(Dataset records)

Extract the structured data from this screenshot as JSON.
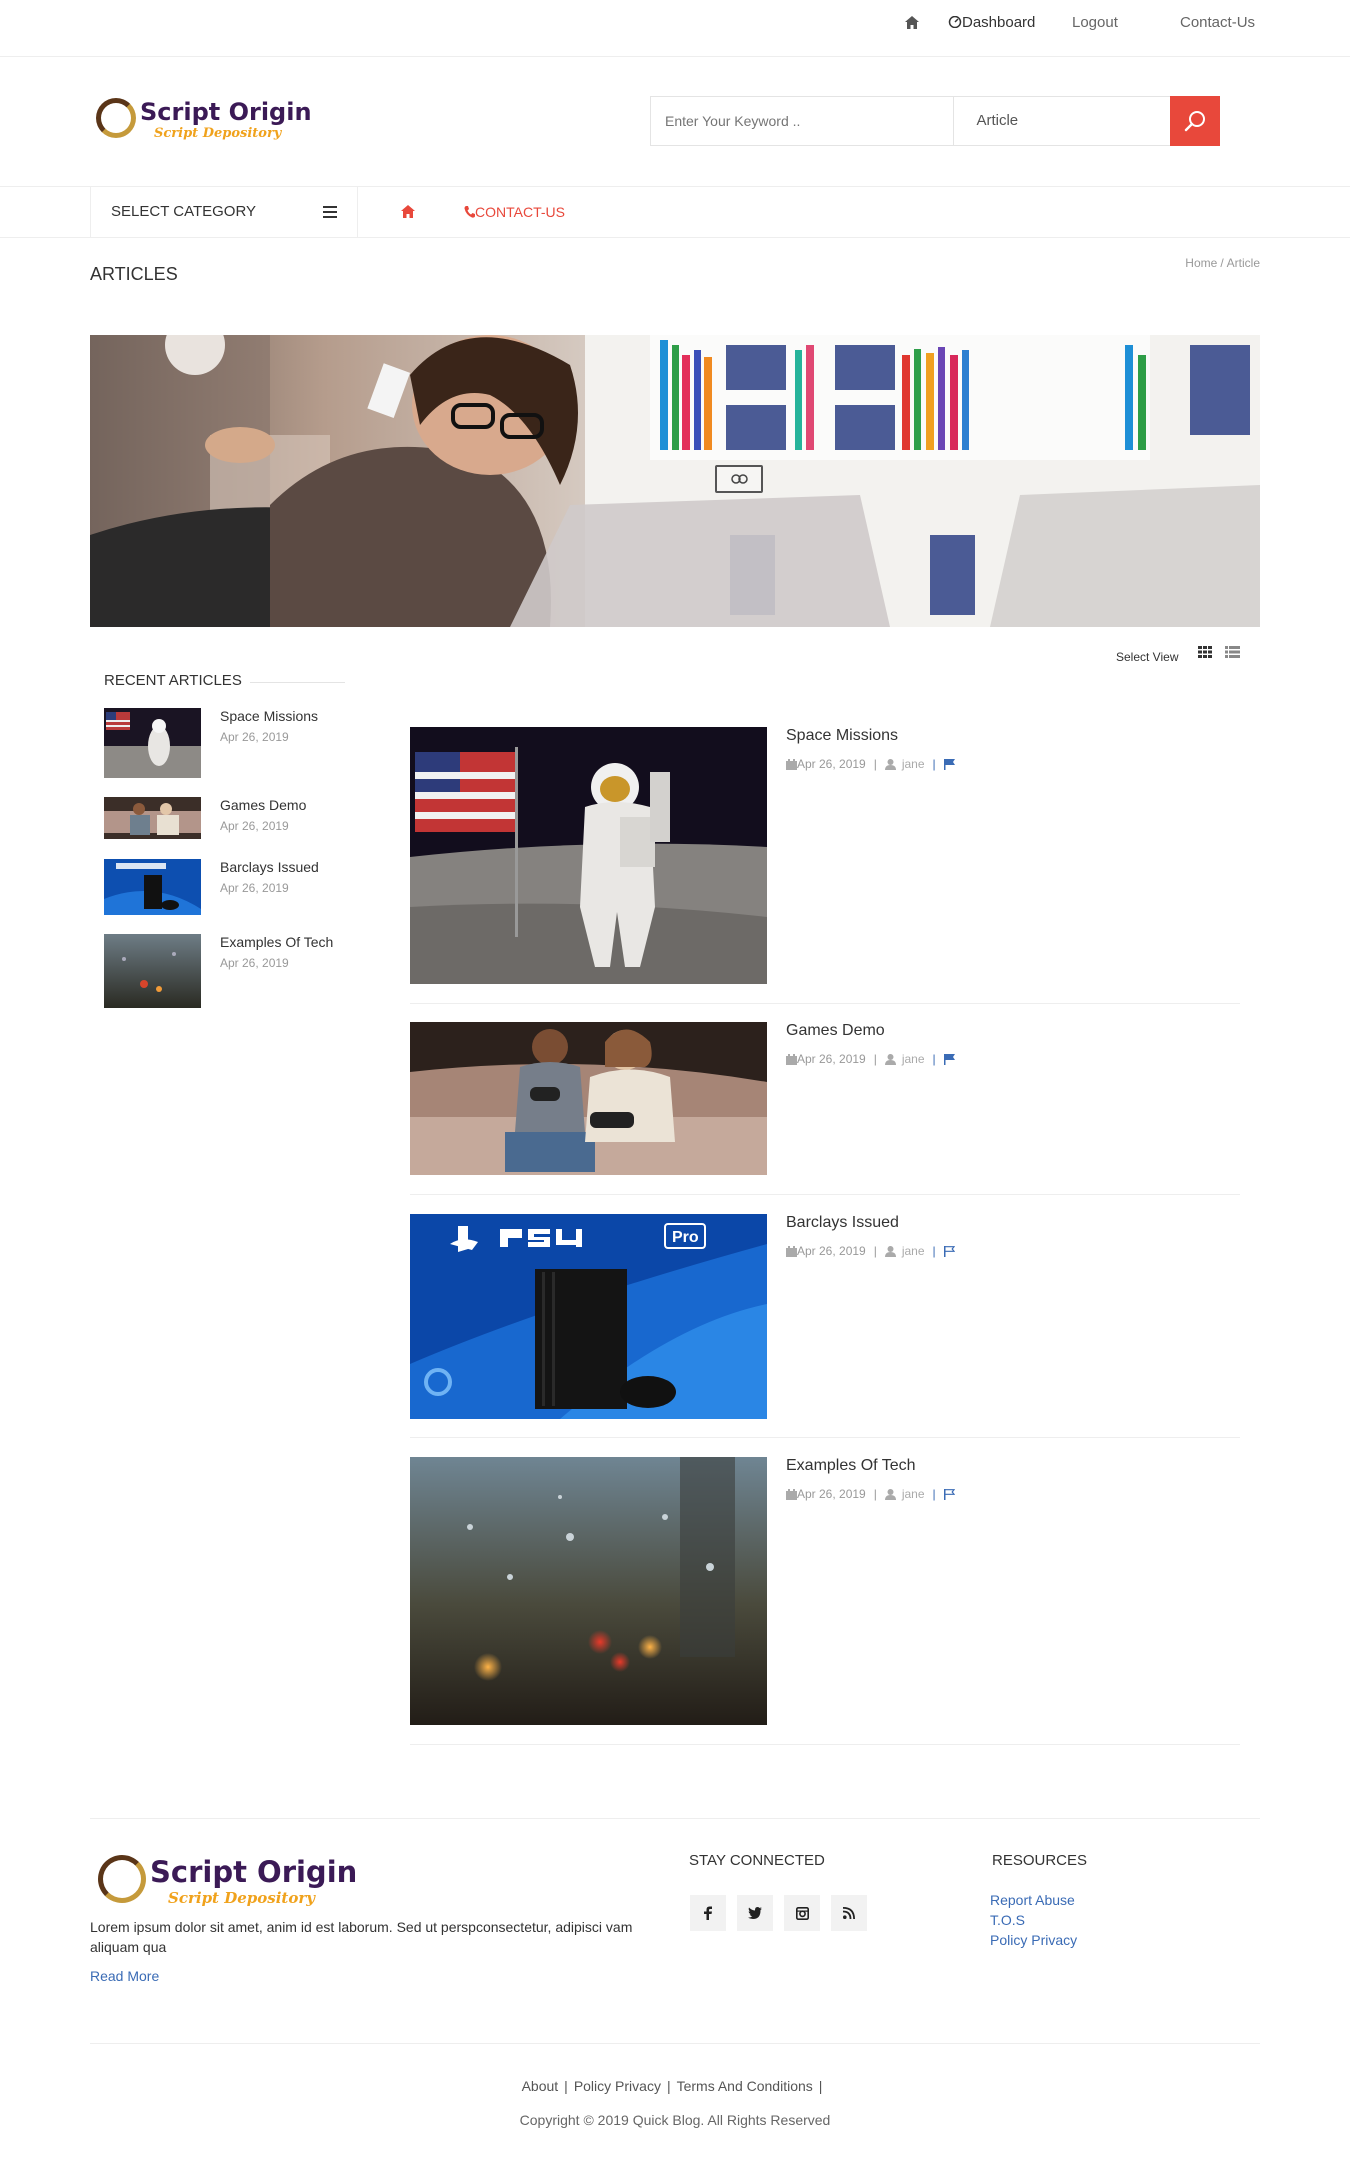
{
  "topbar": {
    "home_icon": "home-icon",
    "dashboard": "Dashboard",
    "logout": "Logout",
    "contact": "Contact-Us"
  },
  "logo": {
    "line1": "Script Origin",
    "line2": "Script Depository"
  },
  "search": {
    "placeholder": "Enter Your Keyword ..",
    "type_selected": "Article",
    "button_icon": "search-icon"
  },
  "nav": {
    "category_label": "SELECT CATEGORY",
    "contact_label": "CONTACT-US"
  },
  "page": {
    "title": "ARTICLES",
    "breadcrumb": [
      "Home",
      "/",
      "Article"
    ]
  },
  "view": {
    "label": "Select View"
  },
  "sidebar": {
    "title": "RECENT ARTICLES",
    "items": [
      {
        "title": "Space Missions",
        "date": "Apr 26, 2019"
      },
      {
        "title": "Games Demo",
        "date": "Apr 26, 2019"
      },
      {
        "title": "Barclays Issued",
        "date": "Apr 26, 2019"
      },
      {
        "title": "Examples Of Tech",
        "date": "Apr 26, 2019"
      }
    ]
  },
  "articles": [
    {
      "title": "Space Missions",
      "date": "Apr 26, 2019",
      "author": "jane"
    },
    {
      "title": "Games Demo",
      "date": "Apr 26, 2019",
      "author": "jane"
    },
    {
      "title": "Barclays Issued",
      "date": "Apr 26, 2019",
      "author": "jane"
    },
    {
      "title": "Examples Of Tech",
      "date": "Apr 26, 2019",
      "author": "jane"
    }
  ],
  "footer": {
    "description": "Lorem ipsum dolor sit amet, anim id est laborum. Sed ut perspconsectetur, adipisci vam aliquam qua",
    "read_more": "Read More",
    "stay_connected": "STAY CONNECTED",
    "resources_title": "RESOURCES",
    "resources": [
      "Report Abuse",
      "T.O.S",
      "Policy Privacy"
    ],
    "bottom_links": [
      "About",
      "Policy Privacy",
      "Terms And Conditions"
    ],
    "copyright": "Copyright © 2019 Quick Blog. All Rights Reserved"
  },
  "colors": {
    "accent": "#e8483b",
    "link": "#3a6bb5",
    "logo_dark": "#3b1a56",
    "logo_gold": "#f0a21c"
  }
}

[STATED PROBLEM] Scan the material for lines with the word "Examples", and copy each line you find.

[ANSWER IN FULL]
        "title": "Examples Of Tech",
      "title": "Examples Of Tech",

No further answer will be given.